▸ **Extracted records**
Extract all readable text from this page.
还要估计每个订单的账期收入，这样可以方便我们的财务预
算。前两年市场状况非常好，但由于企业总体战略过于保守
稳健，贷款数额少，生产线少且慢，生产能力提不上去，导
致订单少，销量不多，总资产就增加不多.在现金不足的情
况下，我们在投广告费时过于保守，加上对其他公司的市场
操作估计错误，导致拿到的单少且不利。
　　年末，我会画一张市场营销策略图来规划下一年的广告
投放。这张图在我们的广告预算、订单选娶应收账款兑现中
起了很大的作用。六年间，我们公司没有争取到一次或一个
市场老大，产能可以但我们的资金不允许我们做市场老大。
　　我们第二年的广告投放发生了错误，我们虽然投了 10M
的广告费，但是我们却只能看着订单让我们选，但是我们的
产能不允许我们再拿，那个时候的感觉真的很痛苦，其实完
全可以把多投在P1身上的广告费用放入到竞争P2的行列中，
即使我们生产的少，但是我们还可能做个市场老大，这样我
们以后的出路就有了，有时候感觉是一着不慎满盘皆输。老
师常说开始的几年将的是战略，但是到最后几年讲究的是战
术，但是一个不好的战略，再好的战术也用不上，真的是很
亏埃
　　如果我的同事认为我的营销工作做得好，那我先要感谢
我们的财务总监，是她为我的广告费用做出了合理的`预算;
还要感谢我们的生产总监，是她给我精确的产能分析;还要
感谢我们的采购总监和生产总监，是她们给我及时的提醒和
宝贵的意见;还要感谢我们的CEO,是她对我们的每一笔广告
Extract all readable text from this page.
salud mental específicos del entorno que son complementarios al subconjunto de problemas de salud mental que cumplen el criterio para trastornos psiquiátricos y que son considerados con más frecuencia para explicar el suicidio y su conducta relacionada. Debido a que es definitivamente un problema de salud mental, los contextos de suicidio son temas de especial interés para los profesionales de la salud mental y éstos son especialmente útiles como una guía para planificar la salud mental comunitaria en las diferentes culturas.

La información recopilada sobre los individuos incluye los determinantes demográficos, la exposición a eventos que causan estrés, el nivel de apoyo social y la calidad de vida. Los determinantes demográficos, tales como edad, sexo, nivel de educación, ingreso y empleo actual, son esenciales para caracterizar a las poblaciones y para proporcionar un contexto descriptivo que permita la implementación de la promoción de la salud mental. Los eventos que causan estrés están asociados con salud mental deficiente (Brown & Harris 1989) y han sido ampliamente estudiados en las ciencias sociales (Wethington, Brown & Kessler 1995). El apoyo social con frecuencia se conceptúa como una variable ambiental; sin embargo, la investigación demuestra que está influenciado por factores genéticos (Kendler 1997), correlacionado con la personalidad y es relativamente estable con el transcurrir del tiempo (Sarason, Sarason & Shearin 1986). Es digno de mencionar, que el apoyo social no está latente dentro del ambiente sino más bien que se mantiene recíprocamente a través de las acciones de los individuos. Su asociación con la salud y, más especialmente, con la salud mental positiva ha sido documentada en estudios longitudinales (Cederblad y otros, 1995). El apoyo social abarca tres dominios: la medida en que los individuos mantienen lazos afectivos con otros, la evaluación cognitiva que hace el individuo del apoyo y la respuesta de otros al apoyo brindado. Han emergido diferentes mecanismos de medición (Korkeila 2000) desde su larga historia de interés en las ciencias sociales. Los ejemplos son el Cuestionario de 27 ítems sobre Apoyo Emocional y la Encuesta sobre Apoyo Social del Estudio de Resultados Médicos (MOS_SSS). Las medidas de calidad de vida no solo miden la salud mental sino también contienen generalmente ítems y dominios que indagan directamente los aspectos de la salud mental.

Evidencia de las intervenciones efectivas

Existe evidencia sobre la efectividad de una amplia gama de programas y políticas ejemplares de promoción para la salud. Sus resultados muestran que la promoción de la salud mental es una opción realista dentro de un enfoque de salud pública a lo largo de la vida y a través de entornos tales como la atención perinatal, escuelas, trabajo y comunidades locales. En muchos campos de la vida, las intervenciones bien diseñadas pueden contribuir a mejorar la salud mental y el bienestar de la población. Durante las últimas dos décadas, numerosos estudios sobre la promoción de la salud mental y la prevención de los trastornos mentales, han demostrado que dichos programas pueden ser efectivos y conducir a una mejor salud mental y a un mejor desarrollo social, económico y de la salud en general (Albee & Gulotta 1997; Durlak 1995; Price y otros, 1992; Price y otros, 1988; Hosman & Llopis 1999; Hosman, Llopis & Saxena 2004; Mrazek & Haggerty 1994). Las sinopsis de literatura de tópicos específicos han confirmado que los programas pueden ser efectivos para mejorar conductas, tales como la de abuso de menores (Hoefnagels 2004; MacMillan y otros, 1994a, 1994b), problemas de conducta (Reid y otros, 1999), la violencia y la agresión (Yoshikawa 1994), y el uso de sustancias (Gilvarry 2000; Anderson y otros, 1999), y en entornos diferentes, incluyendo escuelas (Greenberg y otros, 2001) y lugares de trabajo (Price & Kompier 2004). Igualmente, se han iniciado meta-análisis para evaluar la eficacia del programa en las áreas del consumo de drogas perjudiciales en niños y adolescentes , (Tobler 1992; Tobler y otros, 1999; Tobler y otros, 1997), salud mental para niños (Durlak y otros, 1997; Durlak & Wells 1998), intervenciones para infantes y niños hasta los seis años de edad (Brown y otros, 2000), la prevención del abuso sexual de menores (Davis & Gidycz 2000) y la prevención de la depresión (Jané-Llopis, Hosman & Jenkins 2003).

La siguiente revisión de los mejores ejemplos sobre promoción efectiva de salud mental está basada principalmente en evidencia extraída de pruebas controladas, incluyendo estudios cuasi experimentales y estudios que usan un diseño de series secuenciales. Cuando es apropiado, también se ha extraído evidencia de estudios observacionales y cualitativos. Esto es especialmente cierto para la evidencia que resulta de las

▸ **Exercise directions**
Can you give every line above again, exactly as written?

▸ **Complete output**
Extract all readable text from this page.
还要估计每个订单的账期收入，这样可以方便我们的财务预
算。前两年市场状况非常好，但由于企业总体战略过于保守
稳健，贷款数额少，生产线少且慢，生产能力提不上去，导
致订单少，销量不多，总资产就增加不多.在现金不足的情
况下，我们在投广告费时过于保守，加上对其他公司的市场
操作估计错误，导致拿到的单少且不利。
　　年末，我会画一张市场营销策略图来规划下一年的广告
投放。这张图在我们的广告预算、订单选娶应收账款兑现中
起了很大的作用。六年间，我们公司没有争取到一次或一个
市场老大，产能可以但我们的资金不允许我们做市场老大。
　　我们第二年的广告投放发生了错误，我们虽然投了 10M
的广告费，但是我们却只能看着订单让我们选，但是我们的
产能不允许我们再拿，那个时候的感觉真的很痛苦，其实完
全可以把多投在P1身上的广告费用放入到竞争P2的行列中，
即使我们生产的少，但是我们还可能做个市场老大，这样我
们以后的出路就有了，有时候感觉是一着不慎满盘皆输。老
师常说开始的几年将的是战略，但是到最后几年讲究的是战
术，但是一个不好的战略，再好的战术也用不上，真的是很
亏埃
　　如果我的同事认为我的营销工作做得好，那我先要感谢
我们的财务总监，是她为我的广告费用做出了合理的`预算;
还要感谢我们的生产总监，是她给我精确的产能分析;还要
感谢我们的采购总监和生产总监，是她们给我及时的提醒和
宝贵的意见;还要感谢我们的CEO,是她对我们的每一笔广告
Extract all readable text from this page.
salud mental específicos del entorno que son complementarios al subconjunto de problemas de salud mental que cumplen el criterio para trastornos psiquiátricos y que son considerados con más frecuencia para explicar el suicidio y su conducta relacionada. Debido a que es definitivamente un problema de salud mental, los contextos de suicidio son temas de especial interés para los profesionales de la salud mental y éstos son especialmente útiles como una guía para planificar la salud mental comunitaria en las diferentes culturas.

La información recopilada sobre los individuos incluye los determinantes demográficos, la exposición a eventos que causan estrés, el nivel de apoyo social y la calidad de vida. Los determinantes demográficos, tales como edad, sexo, nivel de educación, ingreso y empleo actual, son esenciales para caracterizar a las poblaciones y para proporcionar un contexto descriptivo que permita la implementación de la promoción de la salud mental. Los eventos que causan estrés están asociados con salud mental deficiente (Brown & Harris 1989) y han sido ampliamente estudiados en las ciencias sociales (Wethington, Brown & Kessler 1995). El apoyo social con frecuencia se conceptúa como una variable ambiental; sin embargo, la investigación demuestra que está influenciado por factores genéticos (Kendler 1997), correlacionado con la personalidad y es relativamente estable con el transcurrir del tiempo (Sarason, Sarason & Shearin 1986). Es digno de mencionar, que el apoyo social no está latente dentro del ambiente sino más bien que se mantiene recíprocamente a través de las acciones de los individuos. Su asociación con la salud y, más especialmente, con la salud mental positiva ha sido documentada en estudios longitudinales (Cederblad y otros, 1995). El apoyo social abarca tres dominios: la medida en que los individuos mantienen lazos afectivos con otros, la evaluación cognitiva que hace el individuo del apoyo y la respuesta de otros al apoyo brindado. Han emergido diferentes mecanismos de medición (Korkeila 2000) desde su larga historia de interés en las ciencias sociales. Los ejemplos son el Cuestionario de 27 ítems sobre Apoyo Emocional y la Encuesta sobre Apoyo Social del Estudio de Resultados Médicos (MOS_SSS). Las medidas de calidad de vida no solo miden la salud mental sino también contienen generalmente ítems y dominios que indagan directamente los aspectos de la salud mental.

Evidencia de las intervenciones efectivas

Existe evidencia sobre la efectividad de una amplia gama de programas y políticas ejemplares de promoción para la salud. Sus resultados muestran que la promoción de la salud mental es una opción realista dentro de un enfoque de salud pública a lo largo de la vida y a través de entornos tales como la atención perinatal, escuelas, trabajo y comunidades locales. En muchos campos de la vida, las intervenciones bien diseñadas pueden contribuir a mejorar la salud mental y el bienestar de la población. Durante las últimas dos décadas, numerosos estudios sobre la promoción de la salud mental y la prevención de los trastornos mentales, han demostrado que dichos programas pueden ser efectivos y conducir a una mejor salud mental y a un mejor desarrollo social, económico y de la salud en general (Albee & Gulotta 1997; Durlak 1995; Price y otros, 1992; Price y otros, 1988; Hosman & Llopis 1999; Hosman, Llopis & Saxena 2004; Mrazek & Haggerty 1994). Las sinopsis de literatura de tópicos específicos han confirmado que los programas pueden ser efectivos para mejorar conductas, tales como la de abuso de menores (Hoefnagels 2004; MacMillan y otros, 1994a, 1994b), problemas de conducta (Reid y otros, 1999), la violencia y la agresión (Yoshikawa 1994), y el uso de sustancias (Gilvarry 2000; Anderson y otros, 1999), y en entornos diferentes, incluyendo escuelas (Greenberg y otros, 2001) y lugares de trabajo (Price & Kompier 2004). Igualmente, se han iniciado meta-análisis para evaluar la eficacia del programa en las áreas del consumo de drogas perjudiciales en niños y adolescentes , (Tobler 1992; Tobler y otros, 1999; Tobler y otros, 1997), salud mental para niños (Durlak y otros, 1997; Durlak & Wells 1998), intervenciones para infantes y niños hasta los seis años de edad (Brown y otros, 2000), la prevención del abuso sexual de menores (Davis & Gidycz 2000) y la prevención de la depresión (Jané-Llopis, Hosman & Jenkins 2003).

La siguiente revisión de los mejores ejemplos sobre promoción efectiva de salud mental está basada principalmente en evidencia extraída de pruebas controladas, incluyendo estudios cuasi experimentales y estudios que usan un diseño de series secuenciales. Cuando es apropiado, también se ha extraído evidencia de estudios observacionales y cualitativos. Esto es especialmente cierto para la evidencia que resulta de las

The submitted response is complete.